'''

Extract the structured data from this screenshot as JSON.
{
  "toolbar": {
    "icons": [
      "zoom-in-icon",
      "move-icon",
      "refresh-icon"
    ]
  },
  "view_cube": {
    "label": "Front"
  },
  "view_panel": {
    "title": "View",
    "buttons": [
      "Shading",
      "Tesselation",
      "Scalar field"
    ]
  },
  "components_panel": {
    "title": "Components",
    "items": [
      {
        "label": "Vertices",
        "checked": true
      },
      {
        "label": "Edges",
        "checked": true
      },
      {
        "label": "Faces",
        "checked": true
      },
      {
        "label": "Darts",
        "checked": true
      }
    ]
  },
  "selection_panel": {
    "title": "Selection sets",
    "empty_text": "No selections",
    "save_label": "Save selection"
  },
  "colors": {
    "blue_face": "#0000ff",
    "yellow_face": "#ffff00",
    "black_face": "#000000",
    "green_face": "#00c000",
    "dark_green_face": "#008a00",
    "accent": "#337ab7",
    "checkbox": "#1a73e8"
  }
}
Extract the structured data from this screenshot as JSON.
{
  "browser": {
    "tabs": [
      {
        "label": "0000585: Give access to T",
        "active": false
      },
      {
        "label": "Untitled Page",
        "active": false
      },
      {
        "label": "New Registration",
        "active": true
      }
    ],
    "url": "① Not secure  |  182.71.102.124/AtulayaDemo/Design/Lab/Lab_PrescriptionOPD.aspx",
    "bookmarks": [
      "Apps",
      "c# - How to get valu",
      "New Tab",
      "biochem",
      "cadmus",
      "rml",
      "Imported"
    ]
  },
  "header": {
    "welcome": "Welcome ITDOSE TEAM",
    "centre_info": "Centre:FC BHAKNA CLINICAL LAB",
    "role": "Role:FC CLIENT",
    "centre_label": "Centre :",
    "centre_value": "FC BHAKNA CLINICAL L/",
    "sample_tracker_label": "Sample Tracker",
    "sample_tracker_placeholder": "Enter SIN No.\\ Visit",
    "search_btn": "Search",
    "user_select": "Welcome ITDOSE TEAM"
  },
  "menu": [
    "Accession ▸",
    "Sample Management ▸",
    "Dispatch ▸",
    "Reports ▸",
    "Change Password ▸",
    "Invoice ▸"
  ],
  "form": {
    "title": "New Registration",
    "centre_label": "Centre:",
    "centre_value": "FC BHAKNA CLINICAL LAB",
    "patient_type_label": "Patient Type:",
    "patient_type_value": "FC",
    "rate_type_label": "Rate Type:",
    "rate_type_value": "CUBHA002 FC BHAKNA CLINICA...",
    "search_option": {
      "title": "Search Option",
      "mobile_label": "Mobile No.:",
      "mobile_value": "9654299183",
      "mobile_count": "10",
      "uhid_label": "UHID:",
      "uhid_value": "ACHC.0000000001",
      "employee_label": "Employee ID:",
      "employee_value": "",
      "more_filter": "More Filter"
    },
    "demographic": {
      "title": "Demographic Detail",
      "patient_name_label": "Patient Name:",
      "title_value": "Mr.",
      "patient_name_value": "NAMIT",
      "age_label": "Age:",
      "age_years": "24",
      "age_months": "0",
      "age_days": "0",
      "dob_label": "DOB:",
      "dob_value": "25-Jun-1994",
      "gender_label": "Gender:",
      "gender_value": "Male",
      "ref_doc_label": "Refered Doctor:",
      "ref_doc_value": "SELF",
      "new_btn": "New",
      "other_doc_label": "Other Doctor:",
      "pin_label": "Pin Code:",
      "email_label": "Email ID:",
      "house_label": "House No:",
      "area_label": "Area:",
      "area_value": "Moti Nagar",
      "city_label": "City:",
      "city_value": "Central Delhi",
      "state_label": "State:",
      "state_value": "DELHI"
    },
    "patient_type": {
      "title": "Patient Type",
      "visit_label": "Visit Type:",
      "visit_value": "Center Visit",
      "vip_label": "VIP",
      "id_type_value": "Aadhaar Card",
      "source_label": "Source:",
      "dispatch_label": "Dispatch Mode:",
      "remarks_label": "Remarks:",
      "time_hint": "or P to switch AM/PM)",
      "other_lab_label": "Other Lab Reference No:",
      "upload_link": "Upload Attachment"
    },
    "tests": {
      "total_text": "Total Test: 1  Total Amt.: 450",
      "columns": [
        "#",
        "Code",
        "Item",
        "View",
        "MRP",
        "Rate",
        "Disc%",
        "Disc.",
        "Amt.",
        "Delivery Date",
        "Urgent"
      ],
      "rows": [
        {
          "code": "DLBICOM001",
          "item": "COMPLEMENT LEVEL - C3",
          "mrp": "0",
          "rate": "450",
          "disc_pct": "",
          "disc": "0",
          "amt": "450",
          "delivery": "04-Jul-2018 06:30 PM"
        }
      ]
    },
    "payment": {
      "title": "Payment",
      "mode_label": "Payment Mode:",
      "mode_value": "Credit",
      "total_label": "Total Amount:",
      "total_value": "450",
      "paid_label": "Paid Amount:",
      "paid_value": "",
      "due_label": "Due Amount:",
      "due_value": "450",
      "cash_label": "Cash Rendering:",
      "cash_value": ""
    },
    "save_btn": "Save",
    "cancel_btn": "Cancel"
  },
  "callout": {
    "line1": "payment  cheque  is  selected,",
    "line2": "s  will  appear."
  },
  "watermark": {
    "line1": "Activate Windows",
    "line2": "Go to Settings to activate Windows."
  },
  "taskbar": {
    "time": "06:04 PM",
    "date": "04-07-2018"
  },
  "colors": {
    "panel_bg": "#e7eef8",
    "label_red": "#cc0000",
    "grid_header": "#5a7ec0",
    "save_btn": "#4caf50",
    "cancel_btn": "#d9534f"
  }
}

'''

§ **Stated task**
Your task is to print all of the records exactly.

§ **Task result**
Extract the structured data from this screenshot as JSON.
{
  "toolbar": {
    "icons": [
      "zoom-in-icon",
      "move-icon",
      "refresh-icon"
    ]
  },
  "view_cube": {
    "label": "Front"
  },
  "view_panel": {
    "title": "View",
    "buttons": [
      "Shading",
      "Tesselation",
      "Scalar field"
    ]
  },
  "components_panel": {
    "title": "Components",
    "items": [
      {
        "label": "Vertices",
        "checked": true
      },
      {
        "label": "Edges",
        "checked": true
      },
      {
        "label": "Faces",
        "checked": true
      },
      {
        "label": "Darts",
        "checked": true
      }
    ]
  },
  "selection_panel": {
    "title": "Selection sets",
    "empty_text": "No selections",
    "save_label": "Save selection"
  },
  "colors": {
    "blue_face": "#0000ff",
    "yellow_face": "#ffff00",
    "black_face": "#000000",
    "green_face": "#00c000",
    "dark_green_face": "#008a00",
    "accent": "#337ab7",
    "checkbox": "#1a73e8"
  }
}
Extract the structured data from this screenshot as JSON.
{
  "browser": {
    "tabs": [
      {
        "label": "0000585: Give access to T",
        "active": false
      },
      {
        "label": "Untitled Page",
        "active": false
      },
      {
        "label": "New Registration",
        "active": true
      }
    ],
    "url": "① Not secure  |  182.71.102.124/AtulayaDemo/Design/Lab/Lab_PrescriptionOPD.aspx",
    "bookmarks": [
      "Apps",
      "c# - How to get valu",
      "New Tab",
      "biochem",
      "cadmus",
      "rml",
      "Imported"
    ]
  },
  "header": {
    "welcome": "Welcome ITDOSE TEAM",
    "centre_info": "Centre:FC BHAKNA CLINICAL LAB",
    "role": "Role:FC CLIENT",
    "centre_label": "Centre :",
    "centre_value": "FC BHAKNA CLINICAL L/",
    "sample_tracker_label": "Sample Tracker",
    "sample_tracker_placeholder": "Enter SIN No.\\ Visit",
    "search_btn": "Search",
    "user_select": "Welcome ITDOSE TEAM"
  },
  "menu": [
    "Accession ▸",
    "Sample Management ▸",
    "Dispatch ▸",
    "Reports ▸",
    "Change Password ▸",
    "Invoice ▸"
  ],
  "form": {
    "title": "New Registration",
    "centre_label": "Centre:",
    "centre_value": "FC BHAKNA CLINICAL LAB",
    "patient_type_label": "Patient Type:",
    "patient_type_value": "FC",
    "rate_type_label": "Rate Type:",
    "rate_type_value": "CUBHA002 FC BHAKNA CLINICA...",
    "search_option": {
      "title": "Search Option",
      "mobile_label": "Mobile No.:",
      "mobile_value": "9654299183",
      "mobile_count": "10",
      "uhid_label": "UHID:",
      "uhid_value": "ACHC.0000000001",
      "employee_label": "Employee ID:",
      "employee_value": "",
      "more_filter": "More Filter"
    },
    "demographic": {
      "title": "Demographic Detail",
      "patient_name_label": "Patient Name:",
      "title_value": "Mr.",
      "patient_name_value": "NAMIT",
      "age_label": "Age:",
      "age_years": "24",
      "age_months": "0",
      "age_days": "0",
      "dob_label": "DOB:",
      "dob_value": "25-Jun-1994",
      "gender_label": "Gender:",
      "gender_value": "Male",
      "ref_doc_label": "Refered Doctor:",
      "ref_doc_value": "SELF",
      "new_btn": "New",
      "other_doc_label": "Other Doctor:",
      "pin_label": "Pin Code:",
      "email_label": "Email ID:",
      "house_label": "House No:",
      "area_label": "Area:",
      "area_value": "Moti Nagar",
      "city_label": "City:",
      "city_value": "Central Delhi",
      "state_label": "State:",
      "state_value": "DELHI"
    },
    "patient_type": {
      "title": "Patient Type",
      "visit_label": "Visit Type:",
      "visit_value": "Center Visit",
      "vip_label": "VIP",
      "id_type_value": "Aadhaar Card",
      "source_label": "Source:",
      "dispatch_label": "Dispatch Mode:",
      "remarks_label": "Remarks:",
      "time_hint": "or P to switch AM/PM)",
      "other_lab_label": "Other Lab Reference No:",
      "upload_link": "Upload Attachment"
    },
    "tests": {
      "total_text": "Total Test: 1  Total Amt.: 450",
      "columns": [
        "#",
        "Code",
        "Item",
        "View",
        "MRP",
        "Rate",
        "Disc%",
        "Disc.",
        "Amt.",
        "Delivery Date",
        "Urgent"
      ],
      "rows": [
        {
          "code": "DLBICOM001",
          "item": "COMPLEMENT LEVEL - C3",
          "mrp": "0",
          "rate": "450",
          "disc_pct": "",
          "disc": "0",
          "amt": "450",
          "delivery": "04-Jul-2018 06:30 PM"
        }
      ]
    },
    "payment": {
      "title": "Payment",
      "mode_label": "Payment Mode:",
      "mode_value": "Credit",
      "total_label": "Total Amount:",
      "total_value": "450",
      "paid_label": "Paid Amount:",
      "paid_value": "",
      "due_label": "Due Amount:",
      "due_value": "450",
      "cash_label": "Cash Rendering:",
      "cash_value": ""
    },
    "save_btn": "Save",
    "cancel_btn": "Cancel"
  },
  "callout": {
    "line1": "payment  cheque  is  selected,",
    "line2": "s  will  appear."
  },
  "watermark": {
    "line1": "Activate Windows",
    "line2": "Go to Settings to activate Windows."
  },
  "taskbar": {
    "time": "06:04 PM",
    "date": "04-07-2018"
  },
  "colors": {
    "panel_bg": "#e7eef8",
    "label_red": "#cc0000",
    "grid_header": "#5a7ec0",
    "save_btn": "#4caf50",
    "cancel_btn": "#d9534f"
  }
}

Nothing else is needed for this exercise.